*DATASET ROWS*:

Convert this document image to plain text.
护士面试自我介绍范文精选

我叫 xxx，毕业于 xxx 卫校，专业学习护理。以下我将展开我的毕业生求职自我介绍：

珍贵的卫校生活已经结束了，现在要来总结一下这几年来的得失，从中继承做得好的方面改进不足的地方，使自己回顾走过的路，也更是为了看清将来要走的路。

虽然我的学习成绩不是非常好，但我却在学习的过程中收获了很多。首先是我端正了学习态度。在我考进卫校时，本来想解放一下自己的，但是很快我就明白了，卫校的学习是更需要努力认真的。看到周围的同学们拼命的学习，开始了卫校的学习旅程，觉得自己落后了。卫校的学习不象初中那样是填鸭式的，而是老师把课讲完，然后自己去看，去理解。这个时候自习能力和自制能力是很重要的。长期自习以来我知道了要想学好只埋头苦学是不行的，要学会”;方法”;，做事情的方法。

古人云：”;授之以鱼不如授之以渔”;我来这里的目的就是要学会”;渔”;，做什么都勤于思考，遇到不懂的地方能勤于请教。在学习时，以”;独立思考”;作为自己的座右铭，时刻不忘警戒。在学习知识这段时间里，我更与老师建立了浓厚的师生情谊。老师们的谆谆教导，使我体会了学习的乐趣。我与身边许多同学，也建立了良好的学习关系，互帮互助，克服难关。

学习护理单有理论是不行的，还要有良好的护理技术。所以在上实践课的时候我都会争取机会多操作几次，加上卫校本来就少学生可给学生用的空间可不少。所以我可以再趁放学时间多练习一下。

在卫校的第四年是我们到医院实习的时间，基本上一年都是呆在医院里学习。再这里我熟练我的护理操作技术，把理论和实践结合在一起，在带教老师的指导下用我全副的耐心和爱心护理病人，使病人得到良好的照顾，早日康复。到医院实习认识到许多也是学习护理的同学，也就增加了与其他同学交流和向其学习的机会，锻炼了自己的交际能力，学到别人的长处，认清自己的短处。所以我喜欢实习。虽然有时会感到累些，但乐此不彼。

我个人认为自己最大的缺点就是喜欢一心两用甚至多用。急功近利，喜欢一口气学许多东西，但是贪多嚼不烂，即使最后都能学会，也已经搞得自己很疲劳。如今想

*DIRECTIONS*:
Extract the full listing and reproduce each line exactly.

*REPLY*:
Convert this document image to plain text.
护士面试自我介绍范文精选

我叫 xxx，毕业于 xxx 卫校，专业学习护理。以下我将展开我的毕业生求职自我介绍：

珍贵的卫校生活已经结束了，现在要来总结一下这几年来的得失，从中继承做得好的方面改进不足的地方，使自己回顾走过的路，也更是为了看清将来要走的路。

虽然我的学习成绩不是非常好，但我却在学习的过程中收获了很多。首先是我端正了学习态度。在我考进卫校时，本来想解放一下自己的，但是很快我就明白了，卫校的学习是更需要努力认真的。看到周围的同学们拼命的学习，开始了卫校的学习旅程，觉得自己落后了。卫校的学习不象初中那样是填鸭式的，而是老师把课讲完，然后自己去看，去理解。这个时候自习能力和自制能力是很重要的。长期自习以来我知道了要想学好只埋头苦学是不行的，要学会”;方法”;，做事情的方法。

古人云：”;授之以鱼不如授之以渔”;我来这里的目的就是要学会”;渔”;，做什么都勤于思考，遇到不懂的地方能勤于请教。在学习时，以”;独立思考”;作为自己的座右铭，时刻不忘警戒。在学习知识这段时间里，我更与老师建立了浓厚的师生情谊。老师们的谆谆教导，使我体会了学习的乐趣。我与身边许多同学，也建立了良好的学习关系，互帮互助，克服难关。

学习护理单有理论是不行的，还要有良好的护理技术。所以在上实践课的时候我都会争取机会多操作几次，加上卫校本来就少学生可给学生用的空间可不少。所以我可以再趁放学时间多练习一下。

在卫校的第四年是我们到医院实习的时间，基本上一年都是呆在医院里学习。再这里我熟练我的护理操作技术，把理论和实践结合在一起，在带教老师的指导下用我全副的耐心和爱心护理病人，使病人得到良好的照顾，早日康复。到医院实习认识到许多也是学习护理的同学，也就增加了与其他同学交流和向其学习的机会，锻炼了自己的交际能力，学到别人的长处，认清自己的短处。所以我喜欢实习。虽然有时会感到累些，但乐此不彼。

我个人认为自己最大的缺点就是喜欢一心两用甚至多用。急功近利，喜欢一口气学许多东西，但是贪多嚼不烂，即使最后都能学会，也已经搞得自己很疲劳。如今想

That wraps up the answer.